Description of the task: Examine the entries and show every line in which the word "Попрыгайка" is found.

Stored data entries
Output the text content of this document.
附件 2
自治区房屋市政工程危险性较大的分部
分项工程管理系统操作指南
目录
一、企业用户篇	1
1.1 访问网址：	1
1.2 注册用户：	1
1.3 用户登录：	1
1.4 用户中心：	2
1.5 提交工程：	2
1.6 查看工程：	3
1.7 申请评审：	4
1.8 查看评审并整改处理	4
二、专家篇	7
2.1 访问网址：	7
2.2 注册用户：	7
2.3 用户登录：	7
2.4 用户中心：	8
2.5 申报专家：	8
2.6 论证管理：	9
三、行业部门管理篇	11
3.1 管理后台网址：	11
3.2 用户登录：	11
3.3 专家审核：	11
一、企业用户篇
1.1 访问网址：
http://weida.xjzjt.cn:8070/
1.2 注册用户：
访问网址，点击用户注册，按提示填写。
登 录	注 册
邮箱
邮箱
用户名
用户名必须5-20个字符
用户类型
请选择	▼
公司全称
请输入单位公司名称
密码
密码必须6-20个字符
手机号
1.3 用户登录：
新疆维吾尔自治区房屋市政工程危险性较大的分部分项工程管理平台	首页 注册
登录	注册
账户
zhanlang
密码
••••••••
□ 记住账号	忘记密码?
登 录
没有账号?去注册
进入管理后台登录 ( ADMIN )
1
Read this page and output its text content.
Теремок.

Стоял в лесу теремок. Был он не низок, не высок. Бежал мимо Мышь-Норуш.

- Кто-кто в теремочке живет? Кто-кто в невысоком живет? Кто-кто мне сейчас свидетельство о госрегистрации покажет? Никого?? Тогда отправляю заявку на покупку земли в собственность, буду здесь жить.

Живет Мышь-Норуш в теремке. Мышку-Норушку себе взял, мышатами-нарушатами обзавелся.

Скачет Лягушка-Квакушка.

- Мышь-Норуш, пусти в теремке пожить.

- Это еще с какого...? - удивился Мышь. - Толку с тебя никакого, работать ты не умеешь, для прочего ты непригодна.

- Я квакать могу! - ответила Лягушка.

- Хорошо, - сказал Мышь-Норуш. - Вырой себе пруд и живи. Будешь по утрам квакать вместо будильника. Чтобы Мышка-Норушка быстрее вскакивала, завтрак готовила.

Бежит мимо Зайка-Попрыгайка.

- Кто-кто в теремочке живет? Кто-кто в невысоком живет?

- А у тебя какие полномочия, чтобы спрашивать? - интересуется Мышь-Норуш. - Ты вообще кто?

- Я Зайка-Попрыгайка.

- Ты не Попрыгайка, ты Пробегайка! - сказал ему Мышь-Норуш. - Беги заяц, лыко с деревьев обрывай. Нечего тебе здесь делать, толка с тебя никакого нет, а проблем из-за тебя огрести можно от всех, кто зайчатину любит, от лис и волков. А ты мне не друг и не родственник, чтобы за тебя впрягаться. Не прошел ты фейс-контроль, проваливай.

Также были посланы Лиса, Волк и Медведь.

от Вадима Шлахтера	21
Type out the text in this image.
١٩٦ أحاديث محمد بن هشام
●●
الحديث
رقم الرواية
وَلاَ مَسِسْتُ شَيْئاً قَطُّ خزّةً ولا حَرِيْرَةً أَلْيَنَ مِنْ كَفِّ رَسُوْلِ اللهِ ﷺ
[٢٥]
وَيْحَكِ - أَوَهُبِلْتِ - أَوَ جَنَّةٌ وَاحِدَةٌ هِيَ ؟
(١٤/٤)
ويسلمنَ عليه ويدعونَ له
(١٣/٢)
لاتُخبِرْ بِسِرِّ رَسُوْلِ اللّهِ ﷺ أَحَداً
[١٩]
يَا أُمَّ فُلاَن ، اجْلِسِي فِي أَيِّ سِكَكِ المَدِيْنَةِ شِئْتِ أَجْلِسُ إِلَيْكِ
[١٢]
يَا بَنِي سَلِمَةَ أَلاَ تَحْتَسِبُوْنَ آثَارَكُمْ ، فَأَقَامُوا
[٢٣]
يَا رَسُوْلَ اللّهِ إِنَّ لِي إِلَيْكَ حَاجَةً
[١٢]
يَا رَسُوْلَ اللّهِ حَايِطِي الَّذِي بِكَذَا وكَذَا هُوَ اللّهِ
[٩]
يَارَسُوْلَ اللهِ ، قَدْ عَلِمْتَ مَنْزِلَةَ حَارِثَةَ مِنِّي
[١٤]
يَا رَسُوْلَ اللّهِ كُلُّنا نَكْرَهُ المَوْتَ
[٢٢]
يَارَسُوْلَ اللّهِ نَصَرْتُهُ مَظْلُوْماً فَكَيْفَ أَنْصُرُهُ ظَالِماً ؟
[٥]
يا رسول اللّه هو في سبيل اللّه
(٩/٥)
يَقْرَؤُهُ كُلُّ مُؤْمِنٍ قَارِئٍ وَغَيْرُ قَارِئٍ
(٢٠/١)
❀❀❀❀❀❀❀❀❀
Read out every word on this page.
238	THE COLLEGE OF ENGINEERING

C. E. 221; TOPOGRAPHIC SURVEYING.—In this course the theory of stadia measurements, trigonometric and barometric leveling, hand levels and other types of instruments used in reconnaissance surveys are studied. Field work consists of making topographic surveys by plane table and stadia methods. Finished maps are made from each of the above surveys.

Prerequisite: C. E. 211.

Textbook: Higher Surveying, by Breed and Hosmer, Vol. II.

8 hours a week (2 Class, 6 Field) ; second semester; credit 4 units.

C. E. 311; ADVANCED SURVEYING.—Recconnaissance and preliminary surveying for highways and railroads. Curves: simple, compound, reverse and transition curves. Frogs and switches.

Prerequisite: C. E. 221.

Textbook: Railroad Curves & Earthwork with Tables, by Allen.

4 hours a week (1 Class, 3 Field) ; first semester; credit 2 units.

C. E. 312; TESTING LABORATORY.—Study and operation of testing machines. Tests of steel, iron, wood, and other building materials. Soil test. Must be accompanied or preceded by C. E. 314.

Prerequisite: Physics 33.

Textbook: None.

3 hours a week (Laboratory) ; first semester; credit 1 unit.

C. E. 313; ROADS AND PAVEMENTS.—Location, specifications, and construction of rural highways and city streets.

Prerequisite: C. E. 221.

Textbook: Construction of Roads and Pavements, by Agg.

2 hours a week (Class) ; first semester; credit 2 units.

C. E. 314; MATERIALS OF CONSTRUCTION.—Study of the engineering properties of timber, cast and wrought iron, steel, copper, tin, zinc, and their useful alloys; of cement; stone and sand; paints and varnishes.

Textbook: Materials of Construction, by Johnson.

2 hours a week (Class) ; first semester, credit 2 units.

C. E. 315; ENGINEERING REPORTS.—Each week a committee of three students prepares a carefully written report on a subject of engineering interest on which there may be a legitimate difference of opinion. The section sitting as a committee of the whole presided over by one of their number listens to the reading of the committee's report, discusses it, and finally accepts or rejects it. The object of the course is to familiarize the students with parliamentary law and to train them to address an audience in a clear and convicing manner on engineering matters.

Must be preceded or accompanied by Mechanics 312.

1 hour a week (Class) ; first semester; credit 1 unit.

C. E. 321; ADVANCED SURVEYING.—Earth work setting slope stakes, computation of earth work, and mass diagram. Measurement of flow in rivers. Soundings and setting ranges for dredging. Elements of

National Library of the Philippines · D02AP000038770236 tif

Answer below:
Бежит мимо Зайка-Попрыгайка.
- Я Зайка-Попрыгайка.
- Ты не Попрыгайка, ты Пробегайка! - сказал ему Мышь-Норуш. - Беги заяц, лыко с деревьев обрывай. Нечего тебе здесь делать, толка с тебя никакого нет, а проблем из-за тебя огрести можно от всех, кто зайчатину любит, от лис и волков. А ты мне не друг и не родственник, чтобы за тебя впрягаться. Не прошел ты фейс-контроль, проваливай.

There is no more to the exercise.